Return each line of the material verbatim.
--- BEGIN Provided entries ---
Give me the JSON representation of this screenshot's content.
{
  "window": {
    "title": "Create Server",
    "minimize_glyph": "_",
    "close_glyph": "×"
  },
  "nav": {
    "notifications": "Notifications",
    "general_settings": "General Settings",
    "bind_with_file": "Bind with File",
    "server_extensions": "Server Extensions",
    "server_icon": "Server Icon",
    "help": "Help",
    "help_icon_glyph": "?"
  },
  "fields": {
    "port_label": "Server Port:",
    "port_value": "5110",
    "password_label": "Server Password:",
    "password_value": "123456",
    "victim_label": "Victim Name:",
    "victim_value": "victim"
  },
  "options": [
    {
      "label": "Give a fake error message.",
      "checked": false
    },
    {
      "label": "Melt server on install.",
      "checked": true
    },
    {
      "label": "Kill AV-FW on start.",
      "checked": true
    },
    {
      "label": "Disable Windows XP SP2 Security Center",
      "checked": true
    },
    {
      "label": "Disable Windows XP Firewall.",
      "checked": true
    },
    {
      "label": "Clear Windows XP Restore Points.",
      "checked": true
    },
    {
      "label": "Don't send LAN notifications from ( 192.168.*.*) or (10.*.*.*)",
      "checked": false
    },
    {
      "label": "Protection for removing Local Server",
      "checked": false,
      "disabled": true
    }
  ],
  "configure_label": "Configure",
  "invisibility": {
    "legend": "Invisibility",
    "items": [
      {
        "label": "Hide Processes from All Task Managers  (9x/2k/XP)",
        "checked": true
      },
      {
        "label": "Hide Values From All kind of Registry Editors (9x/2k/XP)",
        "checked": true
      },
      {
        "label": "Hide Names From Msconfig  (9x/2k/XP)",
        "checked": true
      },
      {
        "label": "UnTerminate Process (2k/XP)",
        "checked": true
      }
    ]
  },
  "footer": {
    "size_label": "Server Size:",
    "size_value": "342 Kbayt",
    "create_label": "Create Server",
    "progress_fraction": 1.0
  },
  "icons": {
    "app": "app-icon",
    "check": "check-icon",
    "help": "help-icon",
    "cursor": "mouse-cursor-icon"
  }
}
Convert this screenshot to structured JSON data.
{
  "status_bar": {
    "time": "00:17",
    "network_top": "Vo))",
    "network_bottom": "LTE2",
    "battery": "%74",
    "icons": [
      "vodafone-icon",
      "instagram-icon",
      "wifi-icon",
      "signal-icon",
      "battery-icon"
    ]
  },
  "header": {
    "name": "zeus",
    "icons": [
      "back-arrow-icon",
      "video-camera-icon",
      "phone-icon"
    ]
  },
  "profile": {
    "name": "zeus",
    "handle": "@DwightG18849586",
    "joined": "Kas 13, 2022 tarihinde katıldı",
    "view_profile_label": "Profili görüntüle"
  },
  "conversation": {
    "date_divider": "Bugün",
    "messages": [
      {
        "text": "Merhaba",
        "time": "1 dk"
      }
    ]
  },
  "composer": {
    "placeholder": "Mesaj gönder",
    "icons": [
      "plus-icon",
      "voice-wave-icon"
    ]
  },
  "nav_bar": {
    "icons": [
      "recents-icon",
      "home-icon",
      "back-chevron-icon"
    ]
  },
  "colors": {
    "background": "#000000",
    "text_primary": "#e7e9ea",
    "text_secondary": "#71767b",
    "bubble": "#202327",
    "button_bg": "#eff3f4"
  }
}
--- END Provided entries ---
Worked solution:
Give me the JSON representation of this screenshot's content.
{
  "window": {
    "title": "Create Server",
    "minimize_glyph": "_",
    "close_glyph": "×"
  },
  "nav": {
    "notifications": "Notifications",
    "general_settings": "General Settings",
    "bind_with_file": "Bind with File",
    "server_extensions": "Server Extensions",
    "server_icon": "Server Icon",
    "help": "Help",
    "help_icon_glyph": "?"
  },
  "fields": {
    "port_label": "Server Port:",
    "port_value": "5110",
    "password_label": "Server Password:",
    "password_value": "123456",
    "victim_label": "Victim Name:",
    "victim_value": "victim"
  },
  "options": [
    {
      "label": "Give a fake error message.",
      "checked": false
    },
    {
      "label": "Melt server on install.",
      "checked": true
    },
    {
      "label": "Kill AV-FW on start.",
      "checked": true
    },
    {
      "label": "Disable Windows XP SP2 Security Center",
      "checked": true
    },
    {
      "label": "Disable Windows XP Firewall.",
      "checked": true
    },
    {
      "label": "Clear Windows XP Restore Points.",
      "checked": true
    },
    {
      "label": "Don't send LAN notifications from ( 192.168.*.*) or (10.*.*.*)",
      "checked": false
    },
    {
      "label": "Protection for removing Local Server",
      "checked": false,
      "disabled": true
    }
  ],
  "configure_label": "Configure",
  "invisibility": {
    "legend": "Invisibility",
    "items": [
      {
        "label": "Hide Processes from All Task Managers  (9x/2k/XP)",
        "checked": true
      },
      {
        "label": "Hide Values From All kind of Registry Editors (9x/2k/XP)",
        "checked": true
      },
      {
        "label": "Hide Names From Msconfig  (9x/2k/XP)",
        "checked": true
      },
      {
        "label": "UnTerminate Process (2k/XP)",
        "checked": true
      }
    ]
  },
  "footer": {
    "size_label": "Server Size:",
    "size_value": "342 Kbayt",
    "create_label": "Create Server",
    "progress_fraction": 1.0
  },
  "icons": {
    "app": "app-icon",
    "check": "check-icon",
    "help": "help-icon",
    "cursor": "mouse-cursor-icon"
  }
}
Convert this screenshot to structured JSON data.
{
  "status_bar": {
    "time": "00:17",
    "network_top": "Vo))",
    "network_bottom": "LTE2",
    "battery": "%74",
    "icons": [
      "vodafone-icon",
      "instagram-icon",
      "wifi-icon",
      "signal-icon",
      "battery-icon"
    ]
  },
  "header": {
    "name": "zeus",
    "icons": [
      "back-arrow-icon",
      "video-camera-icon",
      "phone-icon"
    ]
  },
  "profile": {
    "name": "zeus",
    "handle": "@DwightG18849586",
    "joined": "Kas 13, 2022 tarihinde katıldı",
    "view_profile_label": "Profili görüntüle"
  },
  "conversation": {
    "date_divider": "Bugün",
    "messages": [
      {
        "text": "Merhaba",
        "time": "1 dk"
      }
    ]
  },
  "composer": {
    "placeholder": "Mesaj gönder",
    "icons": [
      "plus-icon",
      "voice-wave-icon"
    ]
  },
  "nav_bar": {
    "icons": [
      "recents-icon",
      "home-icon",
      "back-chevron-icon"
    ]
  },
  "colors": {
    "background": "#000000",
    "text_primary": "#e7e9ea",
    "text_secondary": "#71767b",
    "bubble": "#202327",
    "button_bg": "#eff3f4"
  }
}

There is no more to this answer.